DATASET CONTENT

********************

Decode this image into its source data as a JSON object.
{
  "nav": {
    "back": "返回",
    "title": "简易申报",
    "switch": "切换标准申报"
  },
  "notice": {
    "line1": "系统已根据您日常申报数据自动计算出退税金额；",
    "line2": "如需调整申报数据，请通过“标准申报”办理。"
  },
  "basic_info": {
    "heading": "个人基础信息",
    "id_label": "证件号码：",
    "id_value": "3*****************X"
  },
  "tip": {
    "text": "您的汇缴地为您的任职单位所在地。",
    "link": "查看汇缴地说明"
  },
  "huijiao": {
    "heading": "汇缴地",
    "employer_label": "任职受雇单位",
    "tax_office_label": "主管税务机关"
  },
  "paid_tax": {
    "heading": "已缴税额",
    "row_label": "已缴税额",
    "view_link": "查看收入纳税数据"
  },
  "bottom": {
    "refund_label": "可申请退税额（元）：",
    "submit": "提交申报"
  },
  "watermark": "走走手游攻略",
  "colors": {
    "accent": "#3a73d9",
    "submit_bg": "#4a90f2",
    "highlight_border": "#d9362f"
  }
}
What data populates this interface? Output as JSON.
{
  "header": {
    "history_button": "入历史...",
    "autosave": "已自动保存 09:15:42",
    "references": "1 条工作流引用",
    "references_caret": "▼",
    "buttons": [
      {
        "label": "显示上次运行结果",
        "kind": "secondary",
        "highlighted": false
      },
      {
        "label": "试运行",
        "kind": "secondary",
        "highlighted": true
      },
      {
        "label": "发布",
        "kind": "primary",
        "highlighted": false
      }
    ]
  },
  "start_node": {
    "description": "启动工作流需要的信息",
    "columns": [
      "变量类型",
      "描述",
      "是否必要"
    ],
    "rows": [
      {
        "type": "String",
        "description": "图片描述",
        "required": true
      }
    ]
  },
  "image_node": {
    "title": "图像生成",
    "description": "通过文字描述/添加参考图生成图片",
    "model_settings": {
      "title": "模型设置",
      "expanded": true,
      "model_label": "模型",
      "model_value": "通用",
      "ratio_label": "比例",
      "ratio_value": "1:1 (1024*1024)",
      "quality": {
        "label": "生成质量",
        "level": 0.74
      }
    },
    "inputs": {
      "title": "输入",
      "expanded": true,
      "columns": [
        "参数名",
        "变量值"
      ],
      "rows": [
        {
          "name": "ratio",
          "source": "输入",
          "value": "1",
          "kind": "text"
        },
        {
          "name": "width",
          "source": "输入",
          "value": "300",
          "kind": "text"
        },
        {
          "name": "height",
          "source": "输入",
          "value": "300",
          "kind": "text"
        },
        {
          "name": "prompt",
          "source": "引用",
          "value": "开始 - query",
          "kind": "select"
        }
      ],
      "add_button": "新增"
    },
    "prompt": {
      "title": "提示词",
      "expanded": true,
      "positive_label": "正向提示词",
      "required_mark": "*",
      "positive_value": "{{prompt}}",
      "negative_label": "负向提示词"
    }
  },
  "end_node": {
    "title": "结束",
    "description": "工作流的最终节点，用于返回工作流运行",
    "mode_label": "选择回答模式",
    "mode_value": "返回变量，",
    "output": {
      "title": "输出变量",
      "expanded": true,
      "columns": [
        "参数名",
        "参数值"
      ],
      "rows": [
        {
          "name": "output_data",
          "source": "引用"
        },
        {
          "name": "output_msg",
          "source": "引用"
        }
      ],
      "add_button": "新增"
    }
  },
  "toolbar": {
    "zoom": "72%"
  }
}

********************

Copy every record above exactly as it appears.

Decode this image into its source data as a JSON object.
{
  "nav": {
    "back": "返回",
    "title": "简易申报",
    "switch": "切换标准申报"
  },
  "notice": {
    "line1": "系统已根据您日常申报数据自动计算出退税金额；",
    "line2": "如需调整申报数据，请通过“标准申报”办理。"
  },
  "basic_info": {
    "heading": "个人基础信息",
    "id_label": "证件号码：",
    "id_value": "3*****************X"
  },
  "tip": {
    "text": "您的汇缴地为您的任职单位所在地。",
    "link": "查看汇缴地说明"
  },
  "huijiao": {
    "heading": "汇缴地",
    "employer_label": "任职受雇单位",
    "tax_office_label": "主管税务机关"
  },
  "paid_tax": {
    "heading": "已缴税额",
    "row_label": "已缴税额",
    "view_link": "查看收入纳税数据"
  },
  "bottom": {
    "refund_label": "可申请退税额（元）：",
    "submit": "提交申报"
  },
  "watermark": "走走手游攻略",
  "colors": {
    "accent": "#3a73d9",
    "submit_bg": "#4a90f2",
    "highlight_border": "#d9362f"
  }
}
What data populates this interface? Output as JSON.
{
  "header": {
    "history_button": "入历史...",
    "autosave": "已自动保存 09:15:42",
    "references": "1 条工作流引用",
    "references_caret": "▼",
    "buttons": [
      {
        "label": "显示上次运行结果",
        "kind": "secondary",
        "highlighted": false
      },
      {
        "label": "试运行",
        "kind": "secondary",
        "highlighted": true
      },
      {
        "label": "发布",
        "kind": "primary",
        "highlighted": false
      }
    ]
  },
  "start_node": {
    "description": "启动工作流需要的信息",
    "columns": [
      "变量类型",
      "描述",
      "是否必要"
    ],
    "rows": [
      {
        "type": "String",
        "description": "图片描述",
        "required": true
      }
    ]
  },
  "image_node": {
    "title": "图像生成",
    "description": "通过文字描述/添加参考图生成图片",
    "model_settings": {
      "title": "模型设置",
      "expanded": true,
      "model_label": "模型",
      "model_value": "通用",
      "ratio_label": "比例",
      "ratio_value": "1:1 (1024*1024)",
      "quality": {
        "label": "生成质量",
        "level": 0.74
      }
    },
    "inputs": {
      "title": "输入",
      "expanded": true,
      "columns": [
        "参数名",
        "变量值"
      ],
      "rows": [
        {
          "name": "ratio",
          "source": "输入",
          "value": "1",
          "kind": "text"
        },
        {
          "name": "width",
          "source": "输入",
          "value": "300",
          "kind": "text"
        },
        {
          "name": "height",
          "source": "输入",
          "value": "300",
          "kind": "text"
        },
        {
          "name": "prompt",
          "source": "引用",
          "value": "开始 - query",
          "kind": "select"
        }
      ],
      "add_button": "新增"
    },
    "prompt": {
      "title": "提示词",
      "expanded": true,
      "positive_label": "正向提示词",
      "required_mark": "*",
      "positive_value": "{{prompt}}",
      "negative_label": "负向提示词"
    }
  },
  "end_node": {
    "title": "结束",
    "description": "工作流的最终节点，用于返回工作流运行",
    "mode_label": "选择回答模式",
    "mode_value": "返回变量，",
    "output": {
      "title": "输出变量",
      "expanded": true,
      "columns": [
        "参数名",
        "参数值"
      ],
      "rows": [
        {
          "name": "output_data",
          "source": "引用"
        },
        {
          "name": "output_msg",
          "source": "引用"
        }
      ],
      "add_button": "新增"
    }
  },
  "toolbar": {
    "zoom": "72%"
  }
}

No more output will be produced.